_TEXTE FOURNI_:
Baru & Micheville

Photo : Stéphane Louis

À cheval sur les communes de Villerupt et d’Audun-le-Tiche dans le Pays-Haut, Micheville est « la matrice » de l’œuvre d’Hervé Baruléa, dit Baru. Toutes ses bandes dessinées entretiennent une relation puissante, presque fusionnelle, avec ce fragment d’une Lorraine industrielle qui n’existe plus.

Un père immigré italien ajusteur dans les hauts-fourneaux, une mère bretonne. La jeunesse lorraine de Baru (né en 1947) au cœur des années 1960 fournit la trame quasiment autobiographique de son premier album Quéquette blues, une saga en trois parties, dont la première a obtenu l’Alfred du meilleur premier album à Angoulême en 1985. Les suivants, qu’ils se situent dans le Pays-Haut ou pas, garderont toujours l’empreinte de cet endroit, « pas forcément de manière formelle, parce que je ne peux pas mettre des aciéries partout » explique-t-il dans un sourire, mais en filigrane : ce qui l’intéresse sont « les conséquences humaines et sociales » de la faillite de l’industrie dans une société où le modèle néolibéral a triomphé.

_DONNÉES SOURCES_:

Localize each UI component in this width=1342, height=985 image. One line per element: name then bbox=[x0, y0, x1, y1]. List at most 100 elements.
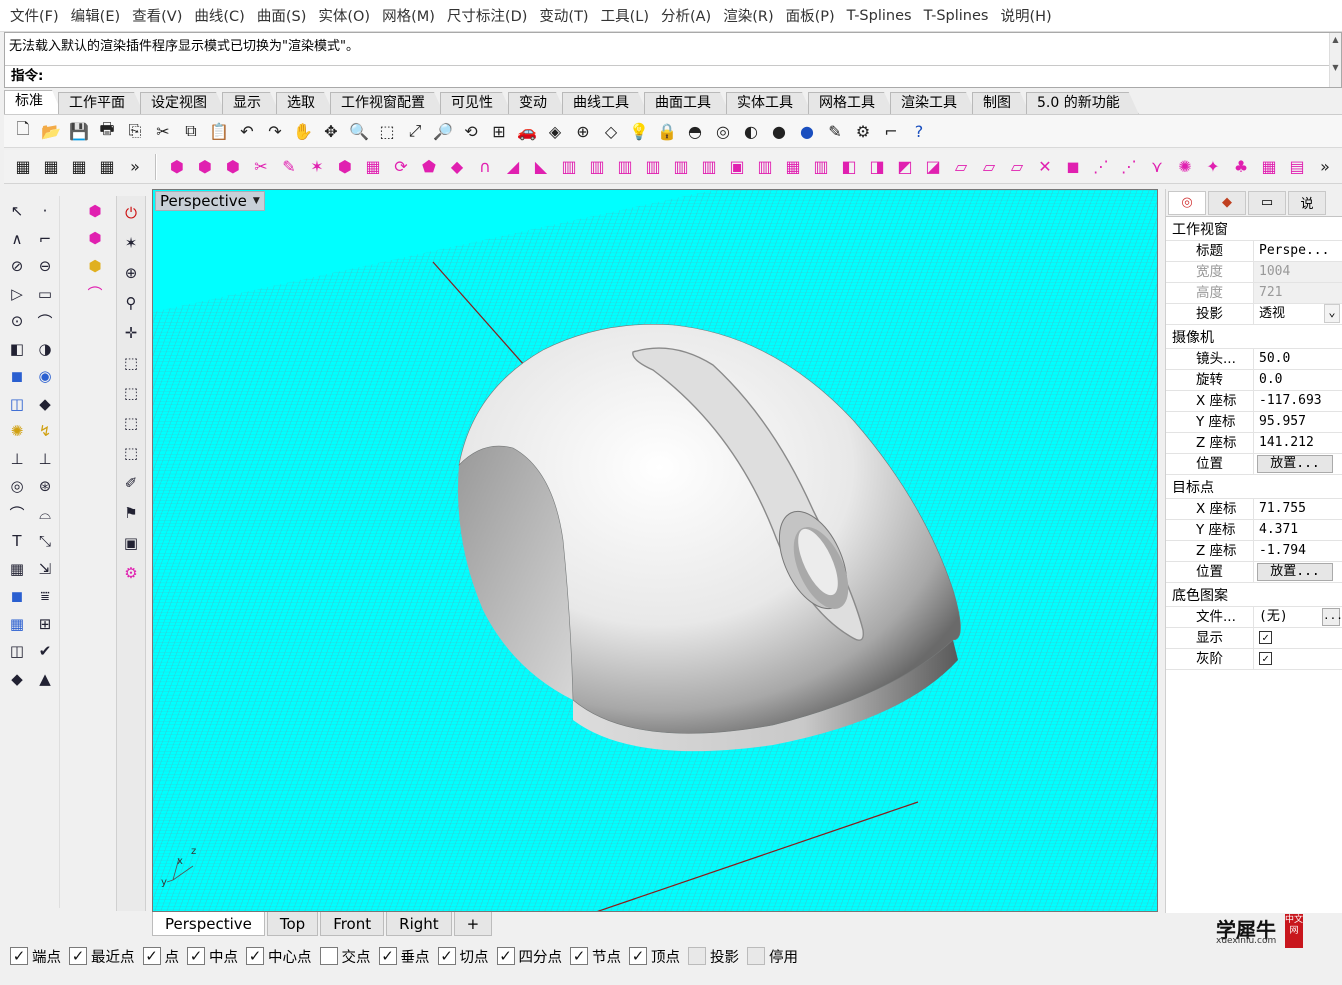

_TRAVAIL À FAIRE_:
• a. D'après le texte sur Baru, en quelle année celui-ci est-il né ?
• b. Dans le texte sur Baru, recopiez le passage de « À cheval sur » à « qui n’existe plus. » en changeant « puissante » en « profonde », s'il vous plaît.
Les données ne servent à rien ici.

_RÉPONSES PAR TÂCHE_:
• a. En 1947.

• b.
À cheval sur les communes de Villerupt et d’Audun-le-Tiche dans le Pays-Haut, Micheville est « la matrice » de l’œuvre d’Hervé Baruléa, dit Baru. Toutes ses bandes dessinées entretiennent une relation profonde, presque fusionnelle, avec ce fragment d’une Lorraine industrielle qui n’existe plus.